— AIM —
Gather the lines from the material that contain "image".

— INPUT FOR THIS TASK —
* * * * *

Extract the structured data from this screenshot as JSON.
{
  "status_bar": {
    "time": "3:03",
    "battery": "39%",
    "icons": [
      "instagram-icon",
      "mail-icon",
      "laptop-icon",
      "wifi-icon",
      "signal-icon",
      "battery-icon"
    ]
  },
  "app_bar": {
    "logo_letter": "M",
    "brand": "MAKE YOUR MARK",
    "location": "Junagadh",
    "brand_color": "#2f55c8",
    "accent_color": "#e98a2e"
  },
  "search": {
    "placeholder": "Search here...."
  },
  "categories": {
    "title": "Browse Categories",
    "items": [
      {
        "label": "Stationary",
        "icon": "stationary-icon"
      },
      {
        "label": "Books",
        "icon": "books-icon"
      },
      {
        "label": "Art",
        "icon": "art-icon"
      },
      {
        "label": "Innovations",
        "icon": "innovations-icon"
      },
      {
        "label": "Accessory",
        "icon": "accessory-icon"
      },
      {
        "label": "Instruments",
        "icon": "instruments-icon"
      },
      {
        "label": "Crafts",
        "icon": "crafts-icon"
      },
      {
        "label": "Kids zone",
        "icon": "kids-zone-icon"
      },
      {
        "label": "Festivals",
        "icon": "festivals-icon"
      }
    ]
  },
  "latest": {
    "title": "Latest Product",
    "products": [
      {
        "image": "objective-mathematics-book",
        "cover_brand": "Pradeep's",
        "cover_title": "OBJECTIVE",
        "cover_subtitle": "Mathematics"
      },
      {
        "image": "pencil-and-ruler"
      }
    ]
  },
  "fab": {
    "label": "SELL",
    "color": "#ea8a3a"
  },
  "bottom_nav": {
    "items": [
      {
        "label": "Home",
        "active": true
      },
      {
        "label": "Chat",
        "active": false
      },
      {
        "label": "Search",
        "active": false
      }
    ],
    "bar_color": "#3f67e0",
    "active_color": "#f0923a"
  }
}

* * * * *

— RESULT OF THE TASK —
        "image": "objective-mathematics-book",
        "image": "pencil-and-ruler"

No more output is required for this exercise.